HOW TO COMPLETE THIS TASK ▸
For the data below, report the number of lines that contain the string "kann" and nothing else.

INFORMATION ▸
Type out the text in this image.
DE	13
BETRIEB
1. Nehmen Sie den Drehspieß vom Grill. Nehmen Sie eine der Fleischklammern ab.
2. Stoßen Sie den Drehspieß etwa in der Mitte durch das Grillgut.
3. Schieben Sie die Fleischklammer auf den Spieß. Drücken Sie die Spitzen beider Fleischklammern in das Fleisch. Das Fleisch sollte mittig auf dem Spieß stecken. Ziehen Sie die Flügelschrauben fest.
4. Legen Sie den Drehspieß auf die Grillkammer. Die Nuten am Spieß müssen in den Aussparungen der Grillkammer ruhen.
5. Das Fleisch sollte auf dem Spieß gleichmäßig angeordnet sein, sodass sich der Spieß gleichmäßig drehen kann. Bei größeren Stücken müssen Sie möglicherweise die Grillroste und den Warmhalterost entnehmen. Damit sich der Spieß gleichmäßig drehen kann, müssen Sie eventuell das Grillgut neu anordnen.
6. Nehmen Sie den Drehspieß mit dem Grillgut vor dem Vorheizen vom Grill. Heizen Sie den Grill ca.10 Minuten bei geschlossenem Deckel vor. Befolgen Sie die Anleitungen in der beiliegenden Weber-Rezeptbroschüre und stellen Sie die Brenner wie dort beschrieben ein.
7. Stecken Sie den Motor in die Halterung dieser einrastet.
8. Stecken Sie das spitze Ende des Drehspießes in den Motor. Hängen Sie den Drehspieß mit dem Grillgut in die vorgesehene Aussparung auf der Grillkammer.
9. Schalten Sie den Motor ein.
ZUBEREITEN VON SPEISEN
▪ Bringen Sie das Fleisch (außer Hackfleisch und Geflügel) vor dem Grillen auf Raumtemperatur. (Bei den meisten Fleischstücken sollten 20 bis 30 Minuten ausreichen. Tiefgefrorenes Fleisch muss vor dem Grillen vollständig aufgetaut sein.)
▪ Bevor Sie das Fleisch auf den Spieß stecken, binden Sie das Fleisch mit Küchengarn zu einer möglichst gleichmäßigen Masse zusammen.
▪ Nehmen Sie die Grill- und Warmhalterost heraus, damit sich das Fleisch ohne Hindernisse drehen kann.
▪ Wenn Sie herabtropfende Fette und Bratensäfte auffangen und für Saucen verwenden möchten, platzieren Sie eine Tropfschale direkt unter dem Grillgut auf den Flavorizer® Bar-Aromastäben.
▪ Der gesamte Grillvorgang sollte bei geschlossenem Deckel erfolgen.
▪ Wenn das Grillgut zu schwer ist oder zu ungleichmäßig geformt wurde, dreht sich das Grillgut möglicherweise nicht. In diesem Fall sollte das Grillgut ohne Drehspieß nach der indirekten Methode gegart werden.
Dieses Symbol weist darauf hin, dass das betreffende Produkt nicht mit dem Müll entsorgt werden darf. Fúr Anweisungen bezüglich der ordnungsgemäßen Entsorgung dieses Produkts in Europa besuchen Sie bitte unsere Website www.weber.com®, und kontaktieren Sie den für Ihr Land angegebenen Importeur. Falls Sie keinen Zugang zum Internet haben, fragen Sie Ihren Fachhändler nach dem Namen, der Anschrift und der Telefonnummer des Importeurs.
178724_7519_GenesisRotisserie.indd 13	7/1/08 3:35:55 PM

SOLUTION BELOW ▸
2